### Extracted records
• • •

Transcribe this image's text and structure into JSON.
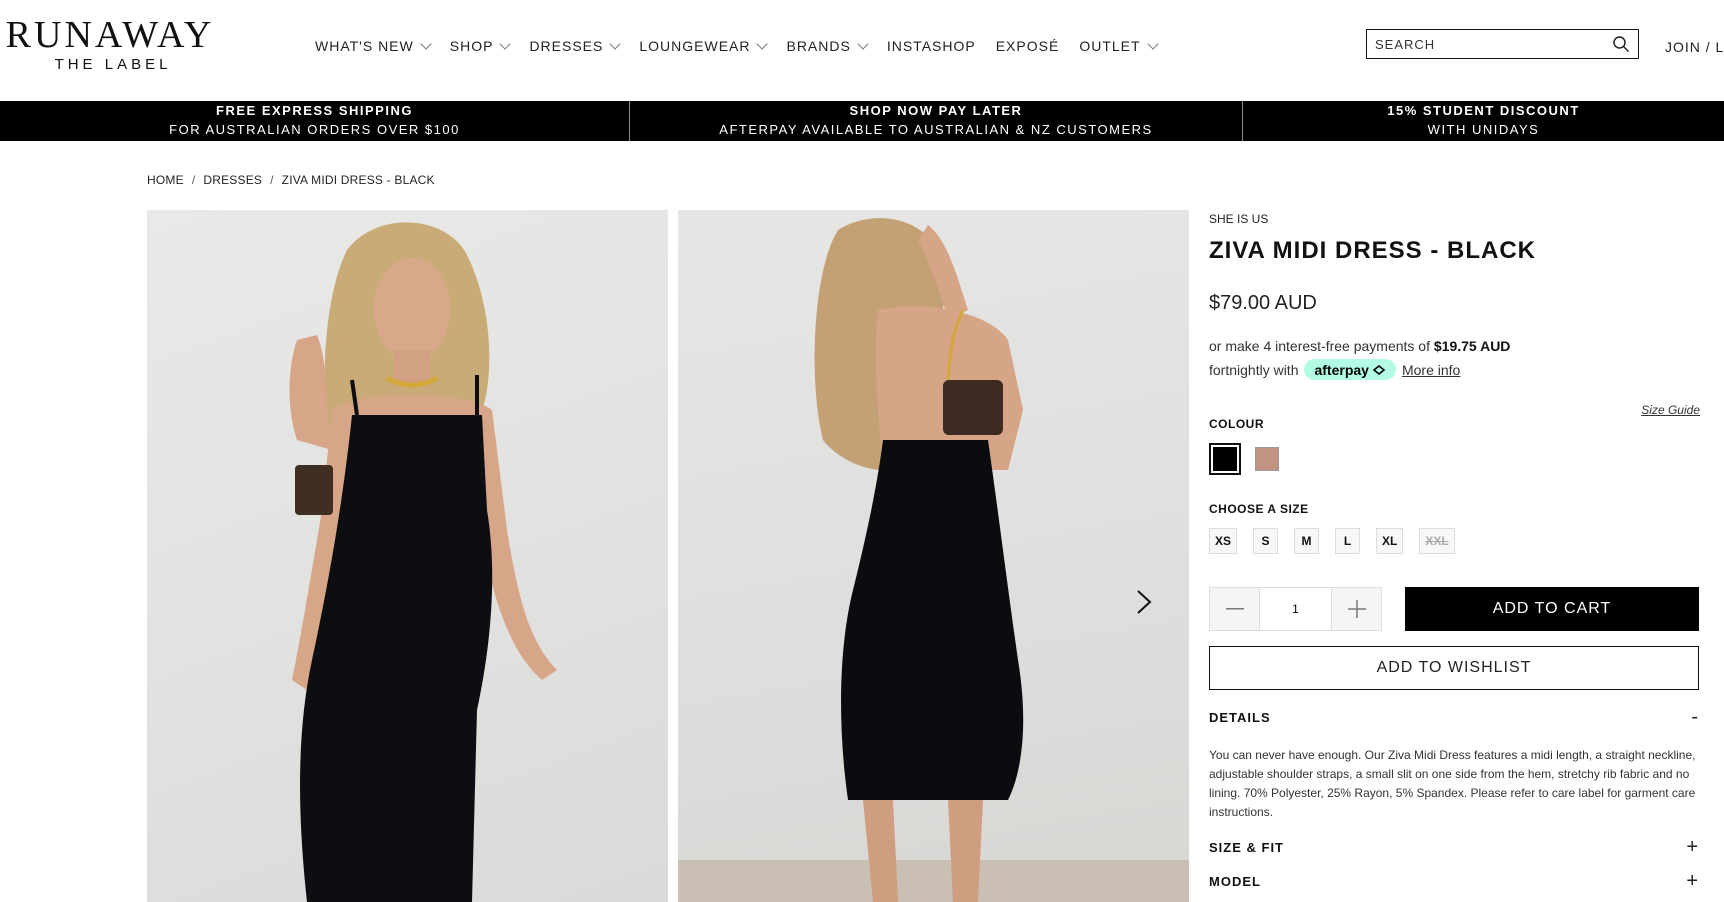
{
  "header": {
    "logo_main": "RUNAWAY",
    "logo_sub": "THE LABEL",
    "nav": [
      {
        "label": "WHAT'S NEW",
        "dropdown": true
      },
      {
        "label": "SHOP",
        "dropdown": true
      },
      {
        "label": "DRESSES",
        "dropdown": true
      },
      {
        "label": "LOUNGEWEAR",
        "dropdown": true
      },
      {
        "label": "BRANDS",
        "dropdown": true
      },
      {
        "label": "INSTASHOP",
        "dropdown": false
      },
      {
        "label": "EXPOSÉ",
        "dropdown": false
      },
      {
        "label": "OUTLET",
        "dropdown": true
      }
    ],
    "search_placeholder": "SEARCH",
    "join": "JOIN / LO"
  },
  "promo": [
    {
      "title": "FREE EXPRESS SHIPPING",
      "sub": "FOR AUSTRALIAN ORDERS OVER $100"
    },
    {
      "title": "SHOP NOW PAY LATER",
      "sub": "AFTERPAY AVAILABLE TO AUSTRALIAN & NZ CUSTOMERS"
    },
    {
      "title": "15% STUDENT DISCOUNT",
      "sub": "WITH UNIDAYS"
    }
  ],
  "breadcrumb": {
    "home": "HOME",
    "sep": "/",
    "category": "DRESSES",
    "current": "ZIVA MIDI DRESS - BLACK"
  },
  "product": {
    "brand": "SHE IS US",
    "title": "ZIVA MIDI DRESS - BLACK",
    "price": "$79.00 AUD",
    "afterpay_pre": "or make 4 interest-free payments of",
    "afterpay_amount": "$19.75 AUD",
    "afterpay_post": "fortnightly with",
    "afterpay_badge": "afterpay",
    "more_info": "More info",
    "colour_label": "COLOUR",
    "size_guide": "Size Guide",
    "colours": [
      {
        "name": "black",
        "hex": "#000000"
      },
      {
        "name": "tan",
        "hex": "#c09480"
      }
    ],
    "size_label": "CHOOSE A SIZE",
    "sizes": [
      {
        "label": "XS",
        "available": true
      },
      {
        "label": "S",
        "available": true
      },
      {
        "label": "M",
        "available": true
      },
      {
        "label": "L",
        "available": true
      },
      {
        "label": "XL",
        "available": true
      },
      {
        "label": "XXL",
        "available": false
      }
    ],
    "quantity": "1",
    "add_to_cart": "ADD TO CART",
    "add_to_wishlist": "ADD TO WISHLIST",
    "details_title": "DETAILS",
    "details_toggle": "-",
    "details_text": "You can never have enough. Our Ziva Midi Dress features a midi length, a straight neckline, adjustable shoulder straps, a small slit on one side from the hem, stretchy rib fabric and no lining. 70% Polyester, 25% Rayon, 5% Spandex. Please refer to care label for garment care instructions.",
    "size_fit_title": "SIZE & FIT",
    "model_title": "MODEL",
    "collapsed_toggle": "+"
  },
  "colors": {
    "accent": "#000000",
    "afterpay": "#b2fce4",
    "promo_bg": "#000000"
  }
}
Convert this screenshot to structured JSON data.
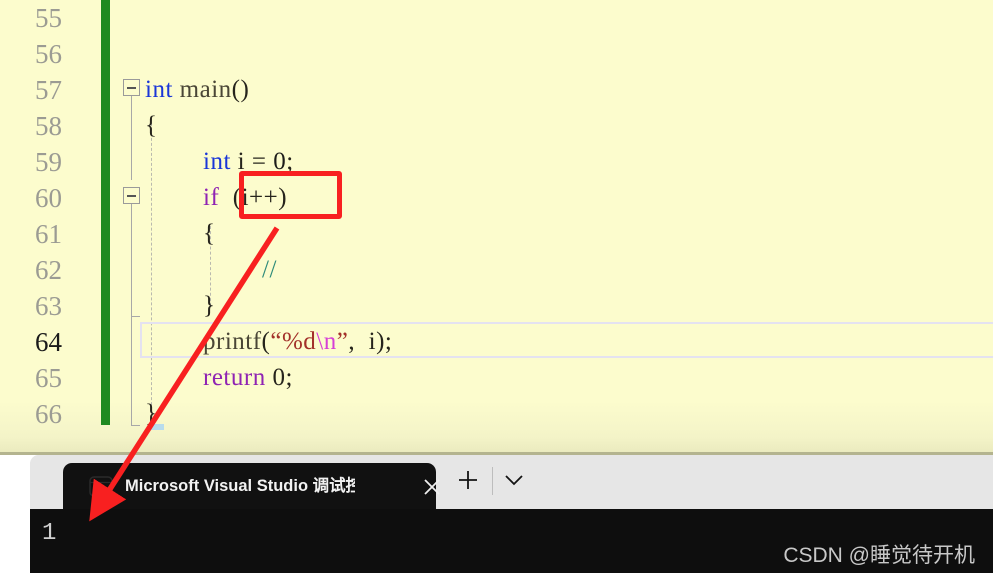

• • •

### TASK BRIEF
Go through the listing above and quote it exactly, apart from its images.

### SOLUTION TO THIS EXERCISE
Transcribe this image's text and structure into JSON.
{
  "header": {
    "logo_main": "RUNAWAY",
    "logo_sub": "THE LABEL",
    "nav": [
      {
        "label": "WHAT'S NEW",
        "dropdown": true
      },
      {
        "label": "SHOP",
        "dropdown": true
      },
      {
        "label": "DRESSES",
        "dropdown": true
      },
      {
        "label": "LOUNGEWEAR",
        "dropdown": true
      },
      {
        "label": "BRANDS",
        "dropdown": true
      },
      {
        "label": "INSTASHOP",
        "dropdown": false
      },
      {
        "label": "EXPOSÉ",
        "dropdown": false
      },
      {
        "label": "OUTLET",
        "dropdown": true
      }
    ],
    "search_placeholder": "SEARCH",
    "join": "JOIN / LO"
  },
  "promo": [
    {
      "title": "FREE EXPRESS SHIPPING",
      "sub": "FOR AUSTRALIAN ORDERS OVER $100"
    },
    {
      "title": "SHOP NOW PAY LATER",
      "sub": "AFTERPAY AVAILABLE TO AUSTRALIAN & NZ CUSTOMERS"
    },
    {
      "title": "15% STUDENT DISCOUNT",
      "sub": "WITH UNIDAYS"
    }
  ],
  "breadcrumb": {
    "home": "HOME",
    "sep": "/",
    "category": "DRESSES",
    "current": "ZIVA MIDI DRESS - BLACK"
  },
  "product": {
    "brand": "SHE IS US",
    "title": "ZIVA MIDI DRESS - BLACK",
    "price": "$79.00 AUD",
    "afterpay_pre": "or make 4 interest-free payments of",
    "afterpay_amount": "$19.75 AUD",
    "afterpay_post": "fortnightly with",
    "afterpay_badge": "afterpay",
    "more_info": "More info",
    "colour_label": "COLOUR",
    "size_guide": "Size Guide",
    "colours": [
      {
        "name": "black",
        "hex": "#000000"
      },
      {
        "name": "tan",
        "hex": "#c09480"
      }
    ],
    "size_label": "CHOOSE A SIZE",
    "sizes": [
      {
        "label": "XS",
        "available": true
      },
      {
        "label": "S",
        "available": true
      },
      {
        "label": "M",
        "available": true
      },
      {
        "label": "L",
        "available": true
      },
      {
        "label": "XL",
        "available": true
      },
      {
        "label": "XXL",
        "available": false
      }
    ],
    "quantity": "1",
    "add_to_cart": "ADD TO CART",
    "add_to_wishlist": "ADD TO WISHLIST",
    "details_title": "DETAILS",
    "details_toggle": "-",
    "details_text": "You can never have enough. Our Ziva Midi Dress features a midi length, a straight neckline, adjustable shoulder straps, a small slit on one side from the hem, stretchy rib fabric and no lining. 70% Polyester, 25% Rayon, 5% Spandex. Please refer to care label for garment care instructions.",
    "size_fit_title": "SIZE & FIT",
    "model_title": "MODEL",
    "collapsed_toggle": "+"
  },
  "colors": {
    "accent": "#000000",
    "afterpay": "#b2fce4",
    "promo_bg": "#000000"
  }
}
Convert this screenshot to structured JSON data.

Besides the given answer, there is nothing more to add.